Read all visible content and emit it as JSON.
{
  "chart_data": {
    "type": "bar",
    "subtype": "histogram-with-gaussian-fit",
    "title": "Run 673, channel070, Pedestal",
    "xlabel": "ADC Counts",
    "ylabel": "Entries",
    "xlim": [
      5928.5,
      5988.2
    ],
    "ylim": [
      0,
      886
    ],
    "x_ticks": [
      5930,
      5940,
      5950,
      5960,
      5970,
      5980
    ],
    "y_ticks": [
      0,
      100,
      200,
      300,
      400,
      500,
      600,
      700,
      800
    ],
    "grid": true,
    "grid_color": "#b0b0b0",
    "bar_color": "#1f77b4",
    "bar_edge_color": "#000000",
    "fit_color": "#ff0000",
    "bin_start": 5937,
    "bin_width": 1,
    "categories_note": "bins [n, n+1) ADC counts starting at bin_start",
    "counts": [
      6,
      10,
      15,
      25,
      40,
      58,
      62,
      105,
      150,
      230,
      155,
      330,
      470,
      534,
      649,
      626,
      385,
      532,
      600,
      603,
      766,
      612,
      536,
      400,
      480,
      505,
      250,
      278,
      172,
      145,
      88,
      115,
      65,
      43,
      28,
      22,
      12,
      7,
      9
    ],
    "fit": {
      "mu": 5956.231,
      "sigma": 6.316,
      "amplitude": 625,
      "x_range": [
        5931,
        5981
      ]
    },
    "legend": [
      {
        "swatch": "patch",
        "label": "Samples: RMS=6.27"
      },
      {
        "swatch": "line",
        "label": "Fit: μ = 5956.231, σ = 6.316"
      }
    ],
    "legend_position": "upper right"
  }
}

*Your instructions*
Reproduce the entries above exactly.

*Written answer*
Read all visible content and emit it as JSON.
{
  "chart_data": {
    "type": "bar",
    "subtype": "histogram-with-gaussian-fit",
    "title": "Run 673, channel070, Pedestal",
    "xlabel": "ADC Counts",
    "ylabel": "Entries",
    "xlim": [
      5928.5,
      5988.2
    ],
    "ylim": [
      0,
      886
    ],
    "x_ticks": [
      5930,
      5940,
      5950,
      5960,
      5970,
      5980
    ],
    "y_ticks": [
      0,
      100,
      200,
      300,
      400,
      500,
      600,
      700,
      800
    ],
    "grid": true,
    "grid_color": "#b0b0b0",
    "bar_color": "#1f77b4",
    "bar_edge_color": "#000000",
    "fit_color": "#ff0000",
    "bin_start": 5937,
    "bin_width": 1,
    "categories_note": "bins [n, n+1) ADC counts starting at bin_start",
    "counts": [
      6,
      10,
      15,
      25,
      40,
      58,
      62,
      105,
      150,
      230,
      155,
      330,
      470,
      534,
      649,
      626,
      385,
      532,
      600,
      603,
      766,
      612,
      536,
      400,
      480,
      505,
      250,
      278,
      172,
      145,
      88,
      115,
      65,
      43,
      28,
      22,
      12,
      7,
      9
    ],
    "fit": {
      "mu": 5956.231,
      "sigma": 6.316,
      "amplitude": 625,
      "x_range": [
        5931,
        5981
      ]
    },
    "legend": [
      {
        "swatch": "patch",
        "label": "Samples: RMS=6.27"
      },
      {
        "swatch": "line",
        "label": "Fit: μ = 5956.231, σ = 6.316"
      }
    ],
    "legend_position": "upper right"
  }
}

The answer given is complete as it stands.